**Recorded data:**
<<<<

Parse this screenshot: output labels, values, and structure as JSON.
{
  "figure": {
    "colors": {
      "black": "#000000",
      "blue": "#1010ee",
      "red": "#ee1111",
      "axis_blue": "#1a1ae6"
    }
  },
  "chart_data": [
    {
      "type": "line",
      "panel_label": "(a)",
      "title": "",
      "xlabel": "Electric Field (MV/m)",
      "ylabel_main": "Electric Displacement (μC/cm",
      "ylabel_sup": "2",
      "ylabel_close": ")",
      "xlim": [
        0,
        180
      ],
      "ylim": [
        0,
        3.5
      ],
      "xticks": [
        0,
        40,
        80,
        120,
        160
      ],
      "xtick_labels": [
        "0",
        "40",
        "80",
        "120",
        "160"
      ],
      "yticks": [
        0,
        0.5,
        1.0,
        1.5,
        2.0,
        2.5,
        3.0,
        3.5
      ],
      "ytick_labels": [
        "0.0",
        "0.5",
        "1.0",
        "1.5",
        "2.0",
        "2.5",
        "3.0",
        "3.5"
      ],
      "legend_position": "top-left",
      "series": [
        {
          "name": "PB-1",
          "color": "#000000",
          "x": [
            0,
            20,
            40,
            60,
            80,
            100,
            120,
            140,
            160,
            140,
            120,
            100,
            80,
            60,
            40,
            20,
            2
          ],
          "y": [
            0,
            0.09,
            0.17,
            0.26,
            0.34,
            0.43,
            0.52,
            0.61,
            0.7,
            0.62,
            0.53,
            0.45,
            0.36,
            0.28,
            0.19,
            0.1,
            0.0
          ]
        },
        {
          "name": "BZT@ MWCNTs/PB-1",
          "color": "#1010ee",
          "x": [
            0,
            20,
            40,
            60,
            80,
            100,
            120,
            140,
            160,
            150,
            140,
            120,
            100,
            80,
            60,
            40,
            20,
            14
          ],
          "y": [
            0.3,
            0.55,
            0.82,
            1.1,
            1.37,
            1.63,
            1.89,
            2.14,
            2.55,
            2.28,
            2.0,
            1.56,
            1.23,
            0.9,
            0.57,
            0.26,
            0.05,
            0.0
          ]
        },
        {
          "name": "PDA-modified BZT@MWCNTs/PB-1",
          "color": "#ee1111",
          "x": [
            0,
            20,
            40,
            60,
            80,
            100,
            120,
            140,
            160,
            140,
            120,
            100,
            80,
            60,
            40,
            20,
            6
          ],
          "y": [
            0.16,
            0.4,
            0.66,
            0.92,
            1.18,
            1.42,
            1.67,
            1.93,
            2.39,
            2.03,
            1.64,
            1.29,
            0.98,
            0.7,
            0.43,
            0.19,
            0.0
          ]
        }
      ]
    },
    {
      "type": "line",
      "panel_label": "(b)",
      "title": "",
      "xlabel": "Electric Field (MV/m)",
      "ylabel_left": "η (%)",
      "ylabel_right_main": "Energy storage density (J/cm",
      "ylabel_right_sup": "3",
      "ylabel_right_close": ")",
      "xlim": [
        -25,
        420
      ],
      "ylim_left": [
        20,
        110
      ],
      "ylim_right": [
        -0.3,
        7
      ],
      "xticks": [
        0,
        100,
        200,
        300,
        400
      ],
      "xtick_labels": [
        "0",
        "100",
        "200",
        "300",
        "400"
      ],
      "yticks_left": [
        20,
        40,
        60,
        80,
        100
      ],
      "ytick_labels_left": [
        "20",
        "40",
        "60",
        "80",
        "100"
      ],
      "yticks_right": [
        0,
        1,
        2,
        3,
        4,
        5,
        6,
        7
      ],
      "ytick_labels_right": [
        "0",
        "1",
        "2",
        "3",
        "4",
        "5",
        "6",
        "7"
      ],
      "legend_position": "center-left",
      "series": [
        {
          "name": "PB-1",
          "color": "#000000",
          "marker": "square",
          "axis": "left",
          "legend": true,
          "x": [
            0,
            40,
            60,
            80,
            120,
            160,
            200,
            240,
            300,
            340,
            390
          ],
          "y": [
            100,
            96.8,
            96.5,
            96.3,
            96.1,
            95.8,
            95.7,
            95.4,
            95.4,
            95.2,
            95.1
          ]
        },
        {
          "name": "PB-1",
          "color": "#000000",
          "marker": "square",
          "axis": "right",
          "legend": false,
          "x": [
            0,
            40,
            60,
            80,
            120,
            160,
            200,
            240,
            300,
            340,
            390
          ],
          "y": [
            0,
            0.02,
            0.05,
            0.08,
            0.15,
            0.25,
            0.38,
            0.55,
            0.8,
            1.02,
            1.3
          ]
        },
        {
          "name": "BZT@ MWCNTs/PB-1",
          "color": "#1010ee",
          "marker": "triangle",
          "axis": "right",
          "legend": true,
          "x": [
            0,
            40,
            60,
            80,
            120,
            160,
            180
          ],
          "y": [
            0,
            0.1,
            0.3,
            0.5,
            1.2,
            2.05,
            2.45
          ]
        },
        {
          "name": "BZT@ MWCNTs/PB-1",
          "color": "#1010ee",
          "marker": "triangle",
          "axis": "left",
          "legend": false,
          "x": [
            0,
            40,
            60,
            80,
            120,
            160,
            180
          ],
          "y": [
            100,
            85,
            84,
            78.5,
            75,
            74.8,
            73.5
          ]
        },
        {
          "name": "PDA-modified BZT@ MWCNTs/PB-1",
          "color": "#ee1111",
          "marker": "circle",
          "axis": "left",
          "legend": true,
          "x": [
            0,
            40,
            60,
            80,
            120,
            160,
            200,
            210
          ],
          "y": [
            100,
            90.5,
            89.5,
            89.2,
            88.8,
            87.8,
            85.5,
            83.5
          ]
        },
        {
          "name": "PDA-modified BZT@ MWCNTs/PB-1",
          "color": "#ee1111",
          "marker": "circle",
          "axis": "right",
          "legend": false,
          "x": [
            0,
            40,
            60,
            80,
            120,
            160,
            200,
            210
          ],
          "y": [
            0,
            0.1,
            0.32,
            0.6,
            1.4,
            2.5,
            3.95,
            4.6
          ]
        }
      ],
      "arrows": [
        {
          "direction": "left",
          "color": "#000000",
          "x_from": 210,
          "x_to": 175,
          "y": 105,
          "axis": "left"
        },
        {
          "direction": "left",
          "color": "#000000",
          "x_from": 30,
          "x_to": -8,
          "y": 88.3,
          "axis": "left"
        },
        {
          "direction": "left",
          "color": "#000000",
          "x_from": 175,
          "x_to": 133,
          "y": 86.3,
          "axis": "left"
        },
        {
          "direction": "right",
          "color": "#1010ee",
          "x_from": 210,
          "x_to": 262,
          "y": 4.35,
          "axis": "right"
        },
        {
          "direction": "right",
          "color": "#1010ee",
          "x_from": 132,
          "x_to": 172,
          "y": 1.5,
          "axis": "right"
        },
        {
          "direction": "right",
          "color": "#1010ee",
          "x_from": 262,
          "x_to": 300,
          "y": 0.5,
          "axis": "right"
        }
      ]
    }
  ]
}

>>>>

**INSTRUCTION:**
Transcribe every entry word for word.

**SOLUTION TO THIS TASK:**
Parse this screenshot: output labels, values, and structure as JSON.
{
  "figure": {
    "colors": {
      "black": "#000000",
      "blue": "#1010ee",
      "red": "#ee1111",
      "axis_blue": "#1a1ae6"
    }
  },
  "chart_data": [
    {
      "type": "line",
      "panel_label": "(a)",
      "title": "",
      "xlabel": "Electric Field (MV/m)",
      "ylabel_main": "Electric Displacement (μC/cm",
      "ylabel_sup": "2",
      "ylabel_close": ")",
      "xlim": [
        0,
        180
      ],
      "ylim": [
        0,
        3.5
      ],
      "xticks": [
        0,
        40,
        80,
        120,
        160
      ],
      "xtick_labels": [
        "0",
        "40",
        "80",
        "120",
        "160"
      ],
      "yticks": [
        0,
        0.5,
        1.0,
        1.5,
        2.0,
        2.5,
        3.0,
        3.5
      ],
      "ytick_labels": [
        "0.0",
        "0.5",
        "1.0",
        "1.5",
        "2.0",
        "2.5",
        "3.0",
        "3.5"
      ],
      "legend_position": "top-left",
      "series": [
        {
          "name": "PB-1",
          "color": "#000000",
          "x": [
            0,
            20,
            40,
            60,
            80,
            100,
            120,
            140,
            160,
            140,
            120,
            100,
            80,
            60,
            40,
            20,
            2
          ],
          "y": [
            0,
            0.09,
            0.17,
            0.26,
            0.34,
            0.43,
            0.52,
            0.61,
            0.7,
            0.62,
            0.53,
            0.45,
            0.36,
            0.28,
            0.19,
            0.1,
            0.0
          ]
        },
        {
          "name": "BZT@ MWCNTs/PB-1",
          "color": "#1010ee",
          "x": [
            0,
            20,
            40,
            60,
            80,
            100,
            120,
            140,
            160,
            150,
            140,
            120,
            100,
            80,
            60,
            40,
            20,
            14
          ],
          "y": [
            0.3,
            0.55,
            0.82,
            1.1,
            1.37,
            1.63,
            1.89,
            2.14,
            2.55,
            2.28,
            2.0,
            1.56,
            1.23,
            0.9,
            0.57,
            0.26,
            0.05,
            0.0
          ]
        },
        {
          "name": "PDA-modified BZT@MWCNTs/PB-1",
          "color": "#ee1111",
          "x": [
            0,
            20,
            40,
            60,
            80,
            100,
            120,
            140,
            160,
            140,
            120,
            100,
            80,
            60,
            40,
            20,
            6
          ],
          "y": [
            0.16,
            0.4,
            0.66,
            0.92,
            1.18,
            1.42,
            1.67,
            1.93,
            2.39,
            2.03,
            1.64,
            1.29,
            0.98,
            0.7,
            0.43,
            0.19,
            0.0
          ]
        }
      ]
    },
    {
      "type": "line",
      "panel_label": "(b)",
      "title": "",
      "xlabel": "Electric Field (MV/m)",
      "ylabel_left": "η (%)",
      "ylabel_right_main": "Energy storage density (J/cm",
      "ylabel_right_sup": "3",
      "ylabel_right_close": ")",
      "xlim": [
        -25,
        420
      ],
      "ylim_left": [
        20,
        110
      ],
      "ylim_right": [
        -0.3,
        7
      ],
      "xticks": [
        0,
        100,
        200,
        300,
        400
      ],
      "xtick_labels": [
        "0",
        "100",
        "200",
        "300",
        "400"
      ],
      "yticks_left": [
        20,
        40,
        60,
        80,
        100
      ],
      "ytick_labels_left": [
        "20",
        "40",
        "60",
        "80",
        "100"
      ],
      "yticks_right": [
        0,
        1,
        2,
        3,
        4,
        5,
        6,
        7
      ],
      "ytick_labels_right": [
        "0",
        "1",
        "2",
        "3",
        "4",
        "5",
        "6",
        "7"
      ],
      "legend_position": "center-left",
      "series": [
        {
          "name": "PB-1",
          "color": "#000000",
          "marker": "square",
          "axis": "left",
          "legend": true,
          "x": [
            0,
            40,
            60,
            80,
            120,
            160,
            200,
            240,
            300,
            340,
            390
          ],
          "y": [
            100,
            96.8,
            96.5,
            96.3,
            96.1,
            95.8,
            95.7,
            95.4,
            95.4,
            95.2,
            95.1
          ]
        },
        {
          "name": "PB-1",
          "color": "#000000",
          "marker": "square",
          "axis": "right",
          "legend": false,
          "x": [
            0,
            40,
            60,
            80,
            120,
            160,
            200,
            240,
            300,
            340,
            390
          ],
          "y": [
            0,
            0.02,
            0.05,
            0.08,
            0.15,
            0.25,
            0.38,
            0.55,
            0.8,
            1.02,
            1.3
          ]
        },
        {
          "name": "BZT@ MWCNTs/PB-1",
          "color": "#1010ee",
          "marker": "triangle",
          "axis": "right",
          "legend": true,
          "x": [
            0,
            40,
            60,
            80,
            120,
            160,
            180
          ],
          "y": [
            0,
            0.1,
            0.3,
            0.5,
            1.2,
            2.05,
            2.45
          ]
        },
        {
          "name": "BZT@ MWCNTs/PB-1",
          "color": "#1010ee",
          "marker": "triangle",
          "axis": "left",
          "legend": false,
          "x": [
            0,
            40,
            60,
            80,
            120,
            160,
            180
          ],
          "y": [
            100,
            85,
            84,
            78.5,
            75,
            74.8,
            73.5
          ]
        },
        {
          "name": "PDA-modified BZT@ MWCNTs/PB-1",
          "color": "#ee1111",
          "marker": "circle",
          "axis": "left",
          "legend": true,
          "x": [
            0,
            40,
            60,
            80,
            120,
            160,
            200,
            210
          ],
          "y": [
            100,
            90.5,
            89.5,
            89.2,
            88.8,
            87.8,
            85.5,
            83.5
          ]
        },
        {
          "name": "PDA-modified BZT@ MWCNTs/PB-1",
          "color": "#ee1111",
          "marker": "circle",
          "axis": "right",
          "legend": false,
          "x": [
            0,
            40,
            60,
            80,
            120,
            160,
            200,
            210
          ],
          "y": [
            0,
            0.1,
            0.32,
            0.6,
            1.4,
            2.5,
            3.95,
            4.6
          ]
        }
      ],
      "arrows": [
        {
          "direction": "left",
          "color": "#000000",
          "x_from": 210,
          "x_to": 175,
          "y": 105,
          "axis": "left"
        },
        {
          "direction": "left",
          "color": "#000000",
          "x_from": 30,
          "x_to": -8,
          "y": 88.3,
          "axis": "left"
        },
        {
          "direction": "left",
          "color": "#000000",
          "x_from": 175,
          "x_to": 133,
          "y": 86.3,
          "axis": "left"
        },
        {
          "direction": "right",
          "color": "#1010ee",
          "x_from": 210,
          "x_to": 262,
          "y": 4.35,
          "axis": "right"
        },
        {
          "direction": "right",
          "color": "#1010ee",
          "x_from": 132,
          "x_to": 172,
          "y": 1.5,
          "axis": "right"
        },
        {
          "direction": "right",
          "color": "#1010ee",
          "x_from": 262,
          "x_to": 300,
          "y": 0.5,
          "axis": "right"
        }
      ]
    }
  ]
}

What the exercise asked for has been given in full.